§ EXERCISE TASK:
Copy each line in the data that includes the word "subtitle".

[Data tied to figure images]
====================

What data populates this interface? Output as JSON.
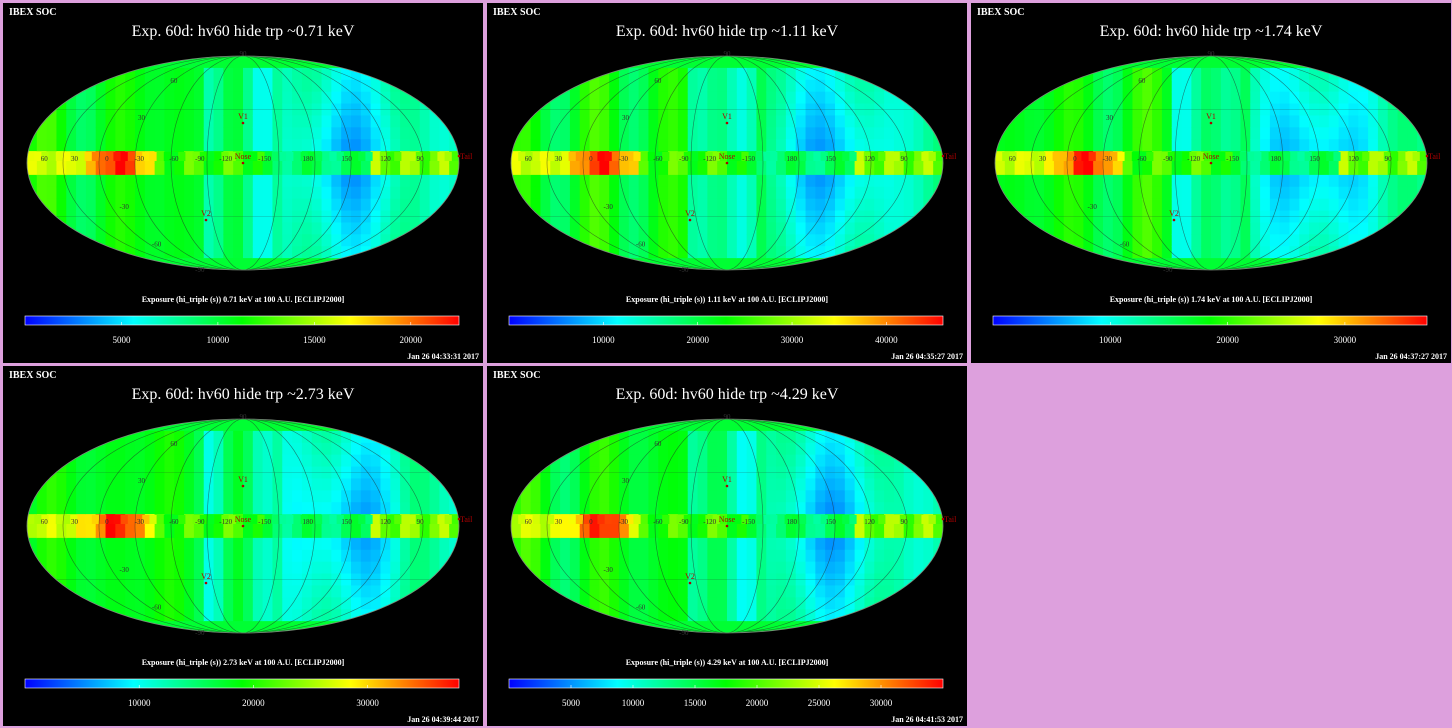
{
  "page": {
    "background": "#dda0dd"
  },
  "panels": [
    {
      "brand": "IBEX SOC",
      "title": "Exp.   60d: hv60 hide trp ~0.71 keV",
      "caption": "Exposure (hi_triple (s))  0.71 keV at 100 A.U. [ECLIPJ2000]",
      "colorbar": {
        "min": 0,
        "max": 22500,
        "ticks": [
          "5000",
          "10000",
          "15000",
          "20000"
        ],
        "tick_values": [
          5000,
          10000,
          15000,
          20000
        ]
      },
      "timestamp": "Jan 26 04:33:31 2017"
    },
    {
      "brand": "IBEX SOC",
      "title": "Exp.   60d: hv60 hide trp ~1.11 keV",
      "caption": "Exposure (hi_triple (s))  1.11 keV at 100 A.U. [ECLIPJ2000]",
      "colorbar": {
        "min": 0,
        "max": 46000,
        "ticks": [
          "10000",
          "20000",
          "30000",
          "40000"
        ],
        "tick_values": [
          10000,
          20000,
          30000,
          40000
        ]
      },
      "timestamp": "Jan 26 04:35:27 2017"
    },
    {
      "brand": "IBEX SOC",
      "title": "Exp.   60d: hv60 hide trp ~1.74 keV",
      "caption": "Exposure (hi_triple (s))  1.74 keV at 100 A.U. [ECLIPJ2000]",
      "colorbar": {
        "min": 0,
        "max": 37000,
        "ticks": [
          "10000",
          "20000",
          "30000"
        ],
        "tick_values": [
          10000,
          20000,
          30000
        ]
      },
      "timestamp": "Jan 26 04:37:27 2017"
    },
    {
      "brand": "IBEX SOC",
      "title": "Exp.   60d: hv60 hide trp ~2.73 keV",
      "caption": "Exposure (hi_triple (s))  2.73 keV at 100 A.U. [ECLIPJ2000]",
      "colorbar": {
        "min": 0,
        "max": 38000,
        "ticks": [
          "10000",
          "20000",
          "30000"
        ],
        "tick_values": [
          10000,
          20000,
          30000
        ]
      },
      "timestamp": "Jan 26 04:39:44 2017"
    },
    {
      "brand": "IBEX SOC",
      "title": "Exp.   60d: hv60 hide trp ~4.29 keV",
      "caption": "Exposure (hi_triple (s))  4.29 keV at 100 A.U. [ECLIPJ2000]",
      "colorbar": {
        "min": 0,
        "max": 35000,
        "ticks": [
          "5000",
          "10000",
          "15000",
          "20000",
          "25000",
          "30000"
        ],
        "tick_values": [
          5000,
          10000,
          15000,
          20000,
          25000,
          30000
        ]
      },
      "timestamp": "Jan 26 04:41:53 2017"
    }
  ],
  "map_labels": {
    "meridians": [
      "60",
      "30",
      "0",
      "-30",
      "-60",
      "-90",
      "-120",
      "-150",
      "180",
      "150",
      "120",
      "90"
    ],
    "latitudes": [
      "60",
      "30",
      "-30",
      "-60",
      "-90",
      "90"
    ],
    "markers": {
      "v1": "V1",
      "v2": "V2",
      "nose": "Nose",
      "tail": "Tail"
    }
  },
  "colormap": [
    "#0000ff",
    "#00ffff",
    "#00ff00",
    "#ffff00",
    "#ff0000"
  ]
}
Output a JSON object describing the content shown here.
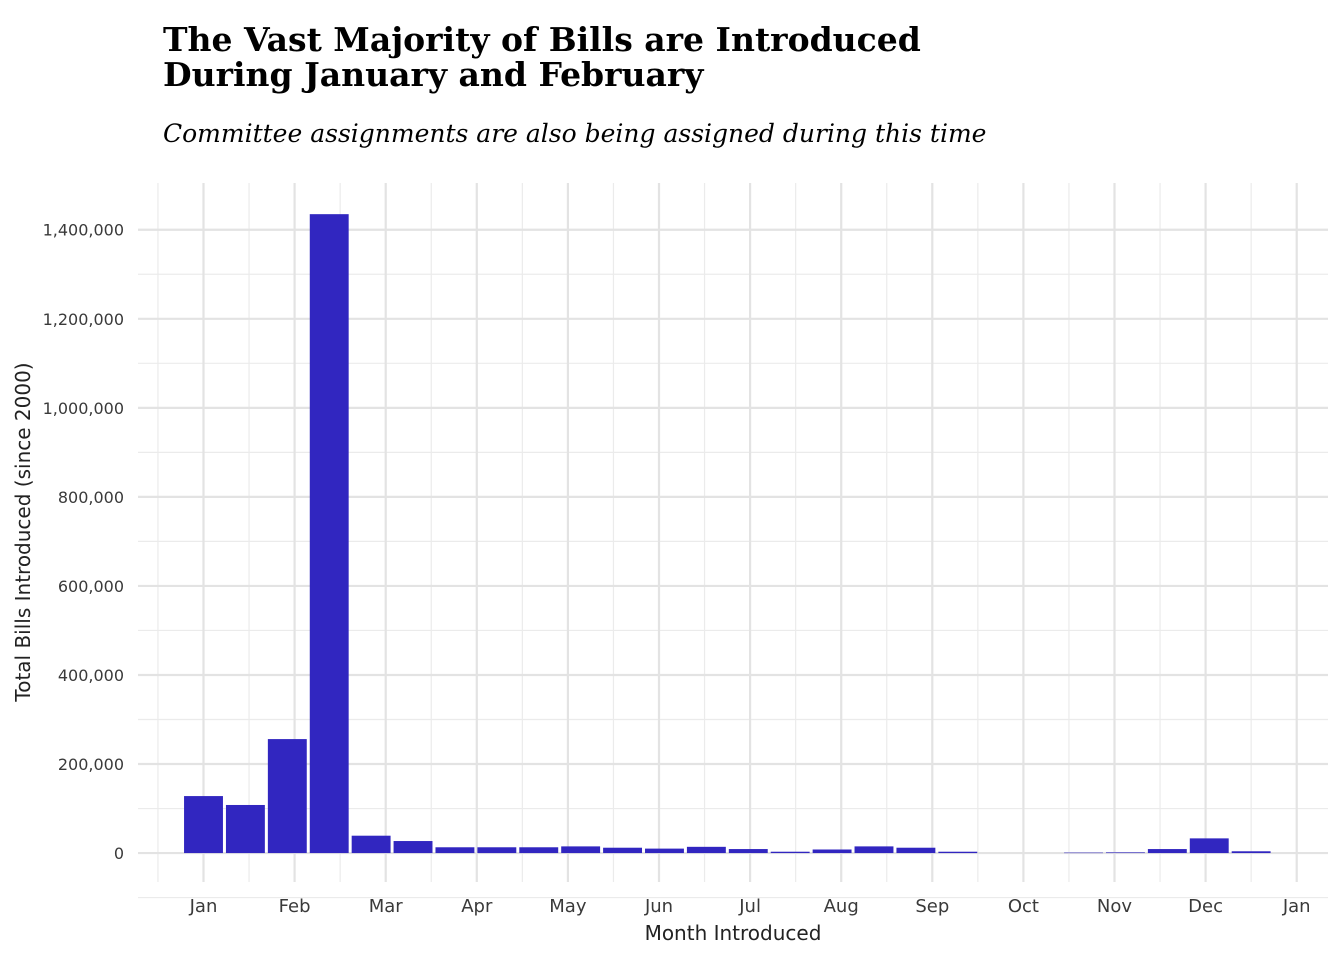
{
  "chart_data": {
    "type": "bar",
    "title": "The Vast Majority of Bills are Introduced\nDuring January and February",
    "subtitle": "Committee assignments are also being assigned during this time",
    "xlabel": "Month Introduced",
    "ylabel": "Total Bills Introduced (since 2000)",
    "x_tick_labels": [
      "Jan",
      "Feb",
      "Mar",
      "Apr",
      "May",
      "Jun",
      "Jul",
      "Aug",
      "Sep",
      "Oct",
      "Nov",
      "Dec",
      "Jan"
    ],
    "y_tick_labels": [
      "0",
      "200,000",
      "400,000",
      "600,000",
      "800,000",
      "1,000,000",
      "1,200,000",
      "1,400,000"
    ],
    "y_ticks": [
      0,
      200000,
      400000,
      600000,
      800000,
      1000000,
      1200000,
      1400000
    ],
    "ylim": [
      -65000,
      1505000
    ],
    "bin_width_months": 0.46,
    "bars": [
      {
        "x": 0.5,
        "value": 128000
      },
      {
        "x": 0.96,
        "value": 108000
      },
      {
        "x": 1.42,
        "value": 256000
      },
      {
        "x": 1.88,
        "value": 1435000
      },
      {
        "x": 2.34,
        "value": 39000
      },
      {
        "x": 2.8,
        "value": 27000
      },
      {
        "x": 3.26,
        "value": 13000
      },
      {
        "x": 3.72,
        "value": 13000
      },
      {
        "x": 4.18,
        "value": 13000
      },
      {
        "x": 4.64,
        "value": 15000
      },
      {
        "x": 5.1,
        "value": 12000
      },
      {
        "x": 5.56,
        "value": 10000
      },
      {
        "x": 6.02,
        "value": 14000
      },
      {
        "x": 6.48,
        "value": 9000
      },
      {
        "x": 6.94,
        "value": 3000
      },
      {
        "x": 7.4,
        "value": 8000
      },
      {
        "x": 7.86,
        "value": 15000
      },
      {
        "x": 8.32,
        "value": 12000
      },
      {
        "x": 8.78,
        "value": 3000
      },
      {
        "x": 9.24,
        "value": 0
      },
      {
        "x": 9.7,
        "value": 0
      },
      {
        "x": 10.16,
        "value": 1000
      },
      {
        "x": 10.62,
        "value": 1500
      },
      {
        "x": 11.08,
        "value": 9000
      },
      {
        "x": 11.54,
        "value": 33000
      },
      {
        "x": 12.0,
        "value": 4000
      }
    ],
    "bar_color": "#3126c0",
    "grid": true,
    "legend": "none"
  }
}
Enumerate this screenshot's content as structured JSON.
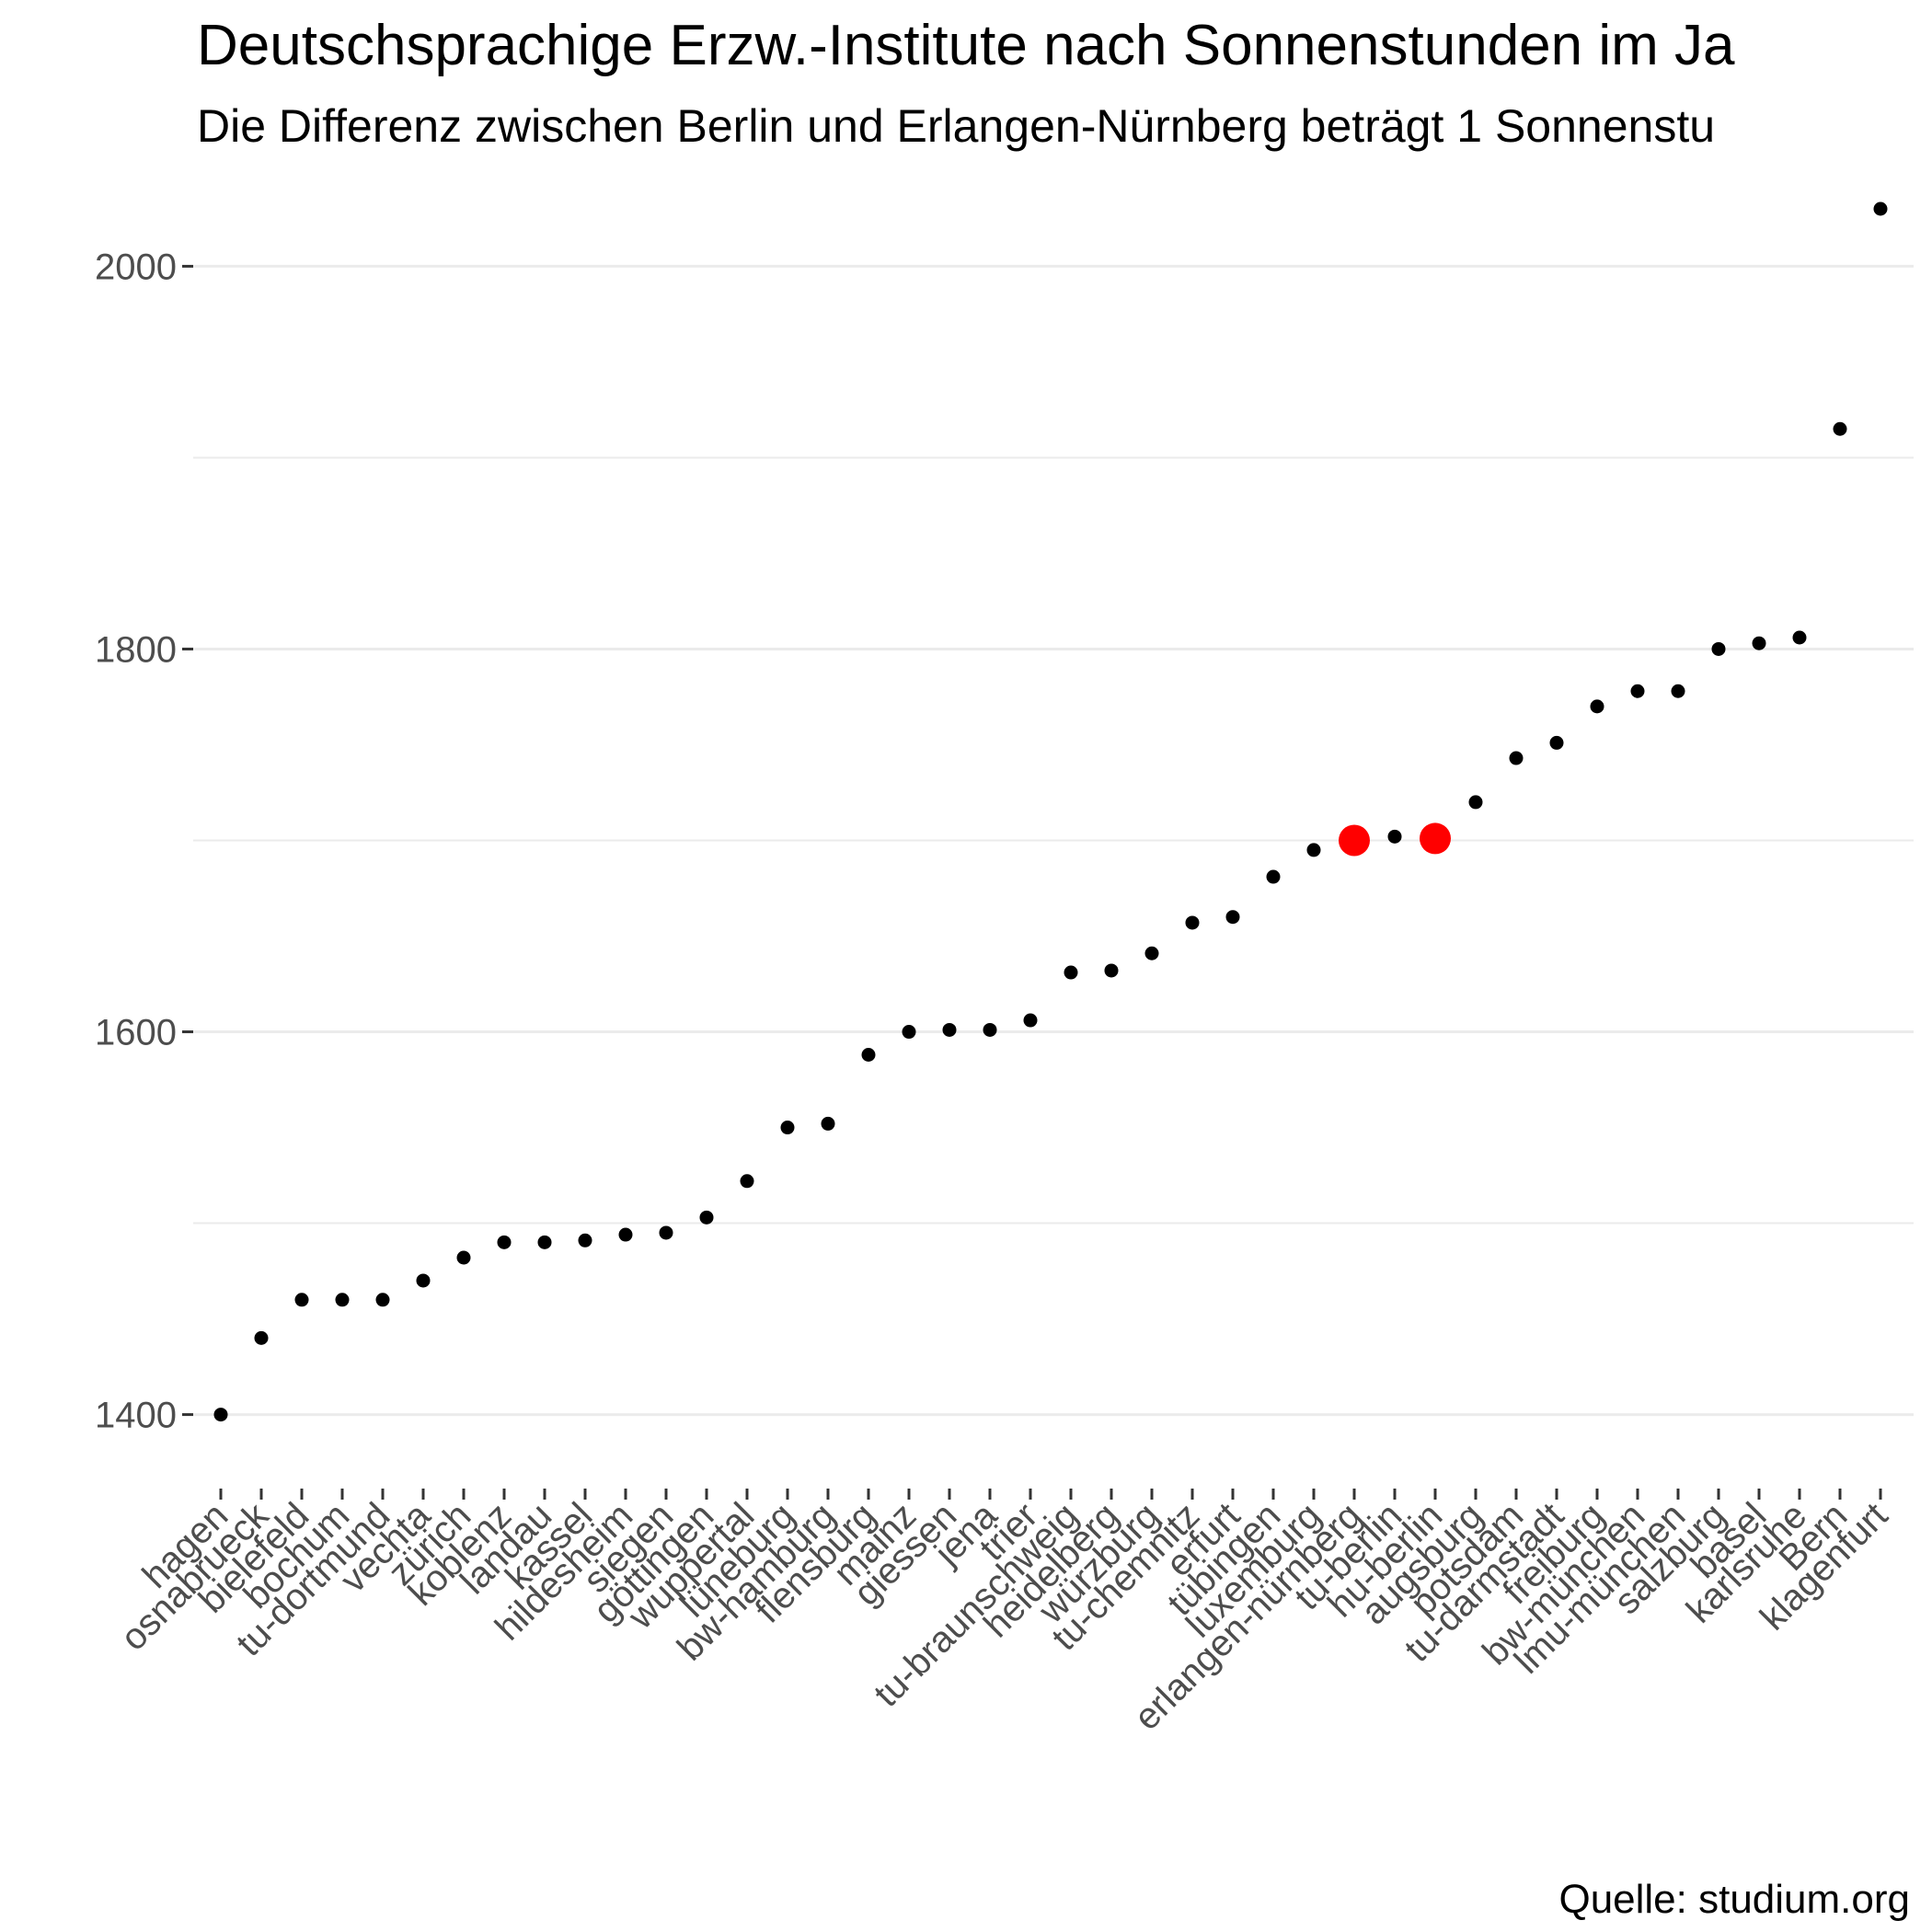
{
  "chart_data": {
    "type": "scatter",
    "title": "Deutschsprachige Erzw.-Institute nach Sonnenstunden im Ja",
    "subtitle": "Die Differenz zwischen Berlin und Erlangen-Nürnberg beträgt 1 Sonnenstu",
    "caption": "Quelle: studium.org",
    "xlabel": "",
    "ylabel": "",
    "ylim": [
      1370,
      2055
    ],
    "yticks": [
      1400,
      1600,
      1800,
      2000
    ],
    "grid": true,
    "categories": [
      "hagen",
      "osnabrueck",
      "bielefeld",
      "bochum",
      "tu-dortmund",
      "vechta",
      "zürich",
      "koblenz",
      "landau",
      "kassel",
      "hildesheim",
      "siegen",
      "göttingen",
      "wuppertal",
      "lüneburg",
      "bw-hamburg",
      "flensburg",
      "mainz",
      "giessen",
      "jena",
      "trier",
      "tu-braunschweig",
      "heidelberg",
      "würzburg",
      "tu-chemnitz",
      "erfurt",
      "tübingen",
      "luxemburg",
      "erlangen-nürnberg",
      "tu-berlin",
      "hu-berlin",
      "augsburg",
      "potsdam",
      "tu-darmstadt",
      "freiburg",
      "bw-münchen",
      "lmu-münchen",
      "salzburg",
      "basel",
      "karlsruhe",
      "Bern",
      "klagenfurt"
    ],
    "values": [
      1400,
      1440,
      1460,
      1460,
      1460,
      1470,
      1482,
      1490,
      1490,
      1491,
      1494,
      1495,
      1503,
      1522,
      1550,
      1552,
      1588,
      1600,
      1601,
      1601,
      1606,
      1631,
      1632,
      1641,
      1657,
      1660,
      1681,
      1695,
      1700,
      1702,
      1701,
      1720,
      1743,
      1751,
      1770,
      1778,
      1778,
      1800,
      1803,
      1806,
      1915,
      2030
    ],
    "highlighted": [
      "erlangen-nürnberg",
      "hu-berlin"
    ],
    "point_color": "#000000",
    "highlight_color": "#ff0000",
    "grid_color": "#ebebeb"
  }
}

====================

§ FULL ANSWER:
    "subtitle": "Committee assignments are also being assigned during this time",
    "subtitle": "Die Differenz zwischen Berlin und Erlangen-Nürnberg beträgt 1 Sonnenstu",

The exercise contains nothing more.